PROBLEM TO SOLVE:
Every line of the material is to be quoted verbatim, minus the pictures.

================================

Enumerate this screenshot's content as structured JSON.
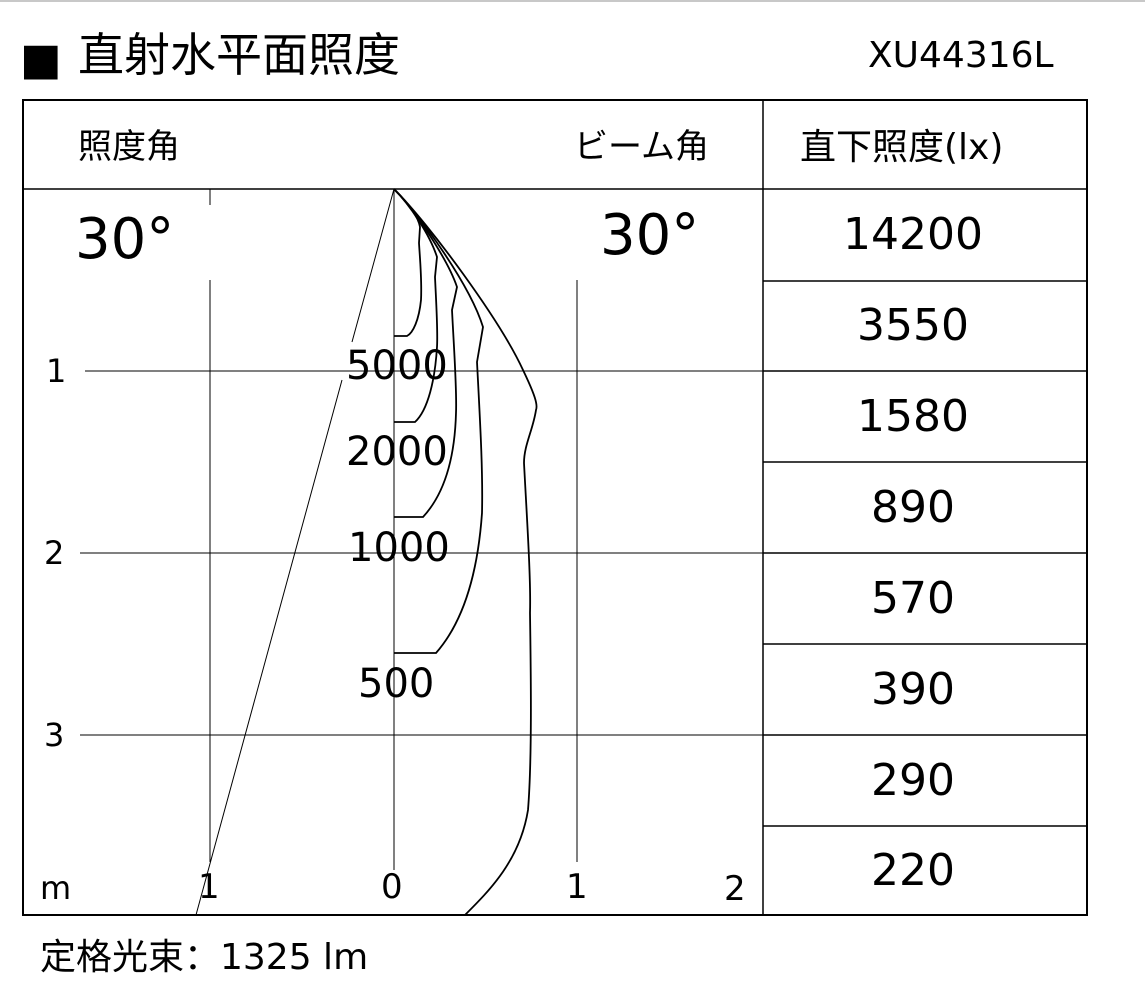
{
  "header": {
    "title_marker": "■",
    "title": "直射水平面照度",
    "model": "XU44316L"
  },
  "diagram": {
    "illuminance_angle_label": "照度角",
    "illuminance_angle_value": "30°",
    "beam_angle_label": "ビーム角",
    "beam_angle_value": "30°",
    "y_ticks": [
      "1",
      "2",
      "3"
    ],
    "x_unit": "m",
    "x_ticks": [
      "1",
      "0",
      "1",
      "2"
    ],
    "contour_labels": [
      "5000",
      "2000",
      "1000",
      "500"
    ]
  },
  "table": {
    "header": "直下照度(lx)",
    "values": [
      "14200",
      "3550",
      "1580",
      "890",
      "570",
      "390",
      "290",
      "220"
    ]
  },
  "footer": {
    "rated_flux": "定格光束：1325 lm"
  }
}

================================

THE RESULT:
Enumerate this screenshot's content as structured JSON.
{
  "header": {
    "title_marker": "■",
    "title": "直射水平面照度",
    "model": "XU44316L"
  },
  "diagram": {
    "illuminance_angle_label": "照度角",
    "illuminance_angle_value": "30°",
    "beam_angle_label": "ビーム角",
    "beam_angle_value": "30°",
    "y_ticks": [
      "1",
      "2",
      "3"
    ],
    "x_unit": "m",
    "x_ticks": [
      "1",
      "0",
      "1",
      "2"
    ],
    "contour_labels": [
      "5000",
      "2000",
      "1000",
      "500"
    ]
  },
  "table": {
    "header": "直下照度(lx)",
    "values": [
      "14200",
      "3550",
      "1580",
      "890",
      "570",
      "390",
      "290",
      "220"
    ]
  },
  "footer": {
    "rated_flux": "定格光束：1325 lm"
  }
}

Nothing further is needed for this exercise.